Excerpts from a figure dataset
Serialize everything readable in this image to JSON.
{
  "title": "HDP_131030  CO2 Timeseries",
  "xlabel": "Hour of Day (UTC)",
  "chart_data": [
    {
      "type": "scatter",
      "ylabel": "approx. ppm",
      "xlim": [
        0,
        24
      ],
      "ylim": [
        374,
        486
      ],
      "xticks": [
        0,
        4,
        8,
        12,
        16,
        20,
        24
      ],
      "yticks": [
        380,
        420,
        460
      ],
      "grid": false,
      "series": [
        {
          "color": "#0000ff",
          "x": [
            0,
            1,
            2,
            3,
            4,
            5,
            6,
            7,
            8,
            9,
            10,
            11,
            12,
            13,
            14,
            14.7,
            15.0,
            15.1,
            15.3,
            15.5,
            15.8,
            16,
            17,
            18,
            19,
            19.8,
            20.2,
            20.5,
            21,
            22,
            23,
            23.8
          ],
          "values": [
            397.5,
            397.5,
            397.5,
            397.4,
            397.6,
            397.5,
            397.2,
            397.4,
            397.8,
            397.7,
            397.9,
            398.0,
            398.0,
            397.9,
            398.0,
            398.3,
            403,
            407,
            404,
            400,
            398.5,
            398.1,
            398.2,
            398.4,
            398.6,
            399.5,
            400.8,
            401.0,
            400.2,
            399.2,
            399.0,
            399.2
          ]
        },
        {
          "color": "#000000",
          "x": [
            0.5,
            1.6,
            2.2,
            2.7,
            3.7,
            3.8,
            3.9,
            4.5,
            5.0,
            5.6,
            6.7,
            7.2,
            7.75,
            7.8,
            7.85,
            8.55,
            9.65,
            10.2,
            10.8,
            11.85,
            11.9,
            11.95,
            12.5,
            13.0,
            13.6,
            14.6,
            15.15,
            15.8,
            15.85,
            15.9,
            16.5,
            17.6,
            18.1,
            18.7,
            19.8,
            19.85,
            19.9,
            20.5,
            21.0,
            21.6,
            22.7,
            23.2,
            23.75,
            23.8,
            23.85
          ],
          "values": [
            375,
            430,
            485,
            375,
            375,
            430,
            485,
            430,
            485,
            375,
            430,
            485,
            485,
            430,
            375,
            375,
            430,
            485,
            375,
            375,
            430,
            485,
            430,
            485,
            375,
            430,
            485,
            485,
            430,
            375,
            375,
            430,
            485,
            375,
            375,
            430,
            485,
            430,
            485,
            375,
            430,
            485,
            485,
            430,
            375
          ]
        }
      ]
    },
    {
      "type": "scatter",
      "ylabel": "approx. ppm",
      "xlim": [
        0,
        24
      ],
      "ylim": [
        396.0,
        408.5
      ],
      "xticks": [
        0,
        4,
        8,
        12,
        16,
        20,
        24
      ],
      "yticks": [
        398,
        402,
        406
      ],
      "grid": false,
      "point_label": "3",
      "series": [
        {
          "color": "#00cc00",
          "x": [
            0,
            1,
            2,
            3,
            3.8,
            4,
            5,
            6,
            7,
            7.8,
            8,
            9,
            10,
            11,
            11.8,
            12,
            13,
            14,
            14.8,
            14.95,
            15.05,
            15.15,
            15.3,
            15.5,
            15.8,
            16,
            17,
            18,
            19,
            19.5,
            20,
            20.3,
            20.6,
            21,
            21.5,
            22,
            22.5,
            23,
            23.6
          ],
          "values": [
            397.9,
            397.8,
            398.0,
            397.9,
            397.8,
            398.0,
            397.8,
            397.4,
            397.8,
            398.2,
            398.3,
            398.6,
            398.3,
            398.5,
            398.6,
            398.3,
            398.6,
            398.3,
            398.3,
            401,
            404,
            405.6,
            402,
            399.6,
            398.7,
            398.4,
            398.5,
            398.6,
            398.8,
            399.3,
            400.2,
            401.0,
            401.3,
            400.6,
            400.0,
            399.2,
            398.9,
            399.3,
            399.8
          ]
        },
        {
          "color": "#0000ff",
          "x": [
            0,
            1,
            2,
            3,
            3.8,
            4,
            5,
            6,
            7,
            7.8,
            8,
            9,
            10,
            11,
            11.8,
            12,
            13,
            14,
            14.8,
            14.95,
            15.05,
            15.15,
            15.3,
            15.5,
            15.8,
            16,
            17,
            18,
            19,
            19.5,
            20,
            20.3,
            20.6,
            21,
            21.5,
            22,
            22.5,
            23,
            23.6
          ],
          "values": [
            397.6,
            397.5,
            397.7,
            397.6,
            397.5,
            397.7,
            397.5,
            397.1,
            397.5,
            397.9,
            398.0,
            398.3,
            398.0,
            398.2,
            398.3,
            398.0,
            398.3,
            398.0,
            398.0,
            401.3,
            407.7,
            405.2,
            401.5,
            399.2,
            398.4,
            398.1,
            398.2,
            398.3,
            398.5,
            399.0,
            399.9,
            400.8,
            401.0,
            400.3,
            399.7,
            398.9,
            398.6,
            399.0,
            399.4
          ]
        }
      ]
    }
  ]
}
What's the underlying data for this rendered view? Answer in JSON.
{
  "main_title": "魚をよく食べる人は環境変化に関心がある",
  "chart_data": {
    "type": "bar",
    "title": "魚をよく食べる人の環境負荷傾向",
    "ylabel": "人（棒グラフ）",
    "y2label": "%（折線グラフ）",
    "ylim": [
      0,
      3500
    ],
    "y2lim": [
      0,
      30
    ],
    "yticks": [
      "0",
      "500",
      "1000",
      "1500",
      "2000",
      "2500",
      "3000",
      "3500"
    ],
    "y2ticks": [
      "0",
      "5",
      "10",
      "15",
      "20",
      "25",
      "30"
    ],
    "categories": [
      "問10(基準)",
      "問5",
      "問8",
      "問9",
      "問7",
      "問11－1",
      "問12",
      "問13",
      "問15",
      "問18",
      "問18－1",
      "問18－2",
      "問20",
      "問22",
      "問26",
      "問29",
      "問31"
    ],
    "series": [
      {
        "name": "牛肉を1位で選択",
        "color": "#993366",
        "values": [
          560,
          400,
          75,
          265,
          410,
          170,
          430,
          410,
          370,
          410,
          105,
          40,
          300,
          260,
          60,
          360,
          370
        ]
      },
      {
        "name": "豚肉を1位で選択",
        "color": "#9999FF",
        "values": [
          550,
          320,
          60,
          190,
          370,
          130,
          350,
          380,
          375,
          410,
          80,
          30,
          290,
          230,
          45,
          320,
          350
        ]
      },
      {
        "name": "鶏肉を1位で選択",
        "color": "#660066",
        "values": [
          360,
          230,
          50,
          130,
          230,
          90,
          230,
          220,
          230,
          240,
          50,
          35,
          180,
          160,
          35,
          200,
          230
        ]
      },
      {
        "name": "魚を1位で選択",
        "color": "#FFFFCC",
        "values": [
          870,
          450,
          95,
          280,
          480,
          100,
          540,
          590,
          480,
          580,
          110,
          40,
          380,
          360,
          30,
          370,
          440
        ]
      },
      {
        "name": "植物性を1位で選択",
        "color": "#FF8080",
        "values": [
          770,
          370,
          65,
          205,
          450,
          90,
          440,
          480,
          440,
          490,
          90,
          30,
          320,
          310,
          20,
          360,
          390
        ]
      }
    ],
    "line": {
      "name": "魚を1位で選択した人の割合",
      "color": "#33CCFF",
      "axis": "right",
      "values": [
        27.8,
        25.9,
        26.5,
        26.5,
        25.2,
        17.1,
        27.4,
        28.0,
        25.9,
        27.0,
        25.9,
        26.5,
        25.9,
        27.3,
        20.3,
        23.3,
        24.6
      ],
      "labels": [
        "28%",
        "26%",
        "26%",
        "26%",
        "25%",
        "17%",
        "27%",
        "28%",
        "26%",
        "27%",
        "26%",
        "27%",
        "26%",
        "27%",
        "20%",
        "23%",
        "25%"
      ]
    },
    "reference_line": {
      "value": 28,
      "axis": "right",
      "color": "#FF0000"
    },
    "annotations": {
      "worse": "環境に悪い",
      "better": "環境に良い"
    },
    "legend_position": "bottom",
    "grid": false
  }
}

• **WRITTEN INSTRUCTION**
Provide all the records again, word for word.

• **IN RESPONSE**
Serialize everything readable in this image to JSON.
{
  "title": "HDP_131030  CO2 Timeseries",
  "xlabel": "Hour of Day (UTC)",
  "chart_data": [
    {
      "type": "scatter",
      "ylabel": "approx. ppm",
      "xlim": [
        0,
        24
      ],
      "ylim": [
        374,
        486
      ],
      "xticks": [
        0,
        4,
        8,
        12,
        16,
        20,
        24
      ],
      "yticks": [
        380,
        420,
        460
      ],
      "grid": false,
      "series": [
        {
          "color": "#0000ff",
          "x": [
            0,
            1,
            2,
            3,
            4,
            5,
            6,
            7,
            8,
            9,
            10,
            11,
            12,
            13,
            14,
            14.7,
            15.0,
            15.1,
            15.3,
            15.5,
            15.8,
            16,
            17,
            18,
            19,
            19.8,
            20.2,
            20.5,
            21,
            22,
            23,
            23.8
          ],
          "values": [
            397.5,
            397.5,
            397.5,
            397.4,
            397.6,
            397.5,
            397.2,
            397.4,
            397.8,
            397.7,
            397.9,
            398.0,
            398.0,
            397.9,
            398.0,
            398.3,
            403,
            407,
            404,
            400,
            398.5,
            398.1,
            398.2,
            398.4,
            398.6,
            399.5,
            400.8,
            401.0,
            400.2,
            399.2,
            399.0,
            399.2
          ]
        },
        {
          "color": "#000000",
          "x": [
            0.5,
            1.6,
            2.2,
            2.7,
            3.7,
            3.8,
            3.9,
            4.5,
            5.0,
            5.6,
            6.7,
            7.2,
            7.75,
            7.8,
            7.85,
            8.55,
            9.65,
            10.2,
            10.8,
            11.85,
            11.9,
            11.95,
            12.5,
            13.0,
            13.6,
            14.6,
            15.15,
            15.8,
            15.85,
            15.9,
            16.5,
            17.6,
            18.1,
            18.7,
            19.8,
            19.85,
            19.9,
            20.5,
            21.0,
            21.6,
            22.7,
            23.2,
            23.75,
            23.8,
            23.85
          ],
          "values": [
            375,
            430,
            485,
            375,
            375,
            430,
            485,
            430,
            485,
            375,
            430,
            485,
            485,
            430,
            375,
            375,
            430,
            485,
            375,
            375,
            430,
            485,
            430,
            485,
            375,
            430,
            485,
            485,
            430,
            375,
            375,
            430,
            485,
            375,
            375,
            430,
            485,
            430,
            485,
            375,
            430,
            485,
            485,
            430,
            375
          ]
        }
      ]
    },
    {
      "type": "scatter",
      "ylabel": "approx. ppm",
      "xlim": [
        0,
        24
      ],
      "ylim": [
        396.0,
        408.5
      ],
      "xticks": [
        0,
        4,
        8,
        12,
        16,
        20,
        24
      ],
      "yticks": [
        398,
        402,
        406
      ],
      "grid": false,
      "point_label": "3",
      "series": [
        {
          "color": "#00cc00",
          "x": [
            0,
            1,
            2,
            3,
            3.8,
            4,
            5,
            6,
            7,
            7.8,
            8,
            9,
            10,
            11,
            11.8,
            12,
            13,
            14,
            14.8,
            14.95,
            15.05,
            15.15,
            15.3,
            15.5,
            15.8,
            16,
            17,
            18,
            19,
            19.5,
            20,
            20.3,
            20.6,
            21,
            21.5,
            22,
            22.5,
            23,
            23.6
          ],
          "values": [
            397.9,
            397.8,
            398.0,
            397.9,
            397.8,
            398.0,
            397.8,
            397.4,
            397.8,
            398.2,
            398.3,
            398.6,
            398.3,
            398.5,
            398.6,
            398.3,
            398.6,
            398.3,
            398.3,
            401,
            404,
            405.6,
            402,
            399.6,
            398.7,
            398.4,
            398.5,
            398.6,
            398.8,
            399.3,
            400.2,
            401.0,
            401.3,
            400.6,
            400.0,
            399.2,
            398.9,
            399.3,
            399.8
          ]
        },
        {
          "color": "#0000ff",
          "x": [
            0,
            1,
            2,
            3,
            3.8,
            4,
            5,
            6,
            7,
            7.8,
            8,
            9,
            10,
            11,
            11.8,
            12,
            13,
            14,
            14.8,
            14.95,
            15.05,
            15.15,
            15.3,
            15.5,
            15.8,
            16,
            17,
            18,
            19,
            19.5,
            20,
            20.3,
            20.6,
            21,
            21.5,
            22,
            22.5,
            23,
            23.6
          ],
          "values": [
            397.6,
            397.5,
            397.7,
            397.6,
            397.5,
            397.7,
            397.5,
            397.1,
            397.5,
            397.9,
            398.0,
            398.3,
            398.0,
            398.2,
            398.3,
            398.0,
            398.3,
            398.0,
            398.0,
            401.3,
            407.7,
            405.2,
            401.5,
            399.2,
            398.4,
            398.1,
            398.2,
            398.3,
            398.5,
            399.0,
            399.9,
            400.8,
            401.0,
            400.3,
            399.7,
            398.9,
            398.6,
            399.0,
            399.4
          ]
        }
      ]
    }
  ]
}
What's the underlying data for this rendered view? Answer in JSON.
{
  "main_title": "魚をよく食べる人は環境変化に関心がある",
  "chart_data": {
    "type": "bar",
    "title": "魚をよく食べる人の環境負荷傾向",
    "ylabel": "人（棒グラフ）",
    "y2label": "%（折線グラフ）",
    "ylim": [
      0,
      3500
    ],
    "y2lim": [
      0,
      30
    ],
    "yticks": [
      "0",
      "500",
      "1000",
      "1500",
      "2000",
      "2500",
      "3000",
      "3500"
    ],
    "y2ticks": [
      "0",
      "5",
      "10",
      "15",
      "20",
      "25",
      "30"
    ],
    "categories": [
      "問10(基準)",
      "問5",
      "問8",
      "問9",
      "問7",
      "問11－1",
      "問12",
      "問13",
      "問15",
      "問18",
      "問18－1",
      "問18－2",
      "問20",
      "問22",
      "問26",
      "問29",
      "問31"
    ],
    "series": [
      {
        "name": "牛肉を1位で選択",
        "color": "#993366",
        "values": [
          560,
          400,
          75,
          265,
          410,
          170,
          430,
          410,
          370,
          410,
          105,
          40,
          300,
          260,
          60,
          360,
          370
        ]
      },
      {
        "name": "豚肉を1位で選択",
        "color": "#9999FF",
        "values": [
          550,
          320,
          60,
          190,
          370,
          130,
          350,
          380,
          375,
          410,
          80,
          30,
          290,
          230,
          45,
          320,
          350
        ]
      },
      {
        "name": "鶏肉を1位で選択",
        "color": "#660066",
        "values": [
          360,
          230,
          50,
          130,
          230,
          90,
          230,
          220,
          230,
          240,
          50,
          35,
          180,
          160,
          35,
          200,
          230
        ]
      },
      {
        "name": "魚を1位で選択",
        "color": "#FFFFCC",
        "values": [
          870,
          450,
          95,
          280,
          480,
          100,
          540,
          590,
          480,
          580,
          110,
          40,
          380,
          360,
          30,
          370,
          440
        ]
      },
      {
        "name": "植物性を1位で選択",
        "color": "#FF8080",
        "values": [
          770,
          370,
          65,
          205,
          450,
          90,
          440,
          480,
          440,
          490,
          90,
          30,
          320,
          310,
          20,
          360,
          390
        ]
      }
    ],
    "line": {
      "name": "魚を1位で選択した人の割合",
      "color": "#33CCFF",
      "axis": "right",
      "values": [
        27.8,
        25.9,
        26.5,
        26.5,
        25.2,
        17.1,
        27.4,
        28.0,
        25.9,
        27.0,
        25.9,
        26.5,
        25.9,
        27.3,
        20.3,
        23.3,
        24.6
      ],
      "labels": [
        "28%",
        "26%",
        "26%",
        "26%",
        "25%",
        "17%",
        "27%",
        "28%",
        "26%",
        "27%",
        "26%",
        "27%",
        "26%",
        "27%",
        "20%",
        "23%",
        "25%"
      ]
    },
    "reference_line": {
      "value": 28,
      "axis": "right",
      "color": "#FF0000"
    },
    "annotations": {
      "worse": "環境に悪い",
      "better": "環境に良い"
    },
    "legend_position": "bottom",
    "grid": false
  }
}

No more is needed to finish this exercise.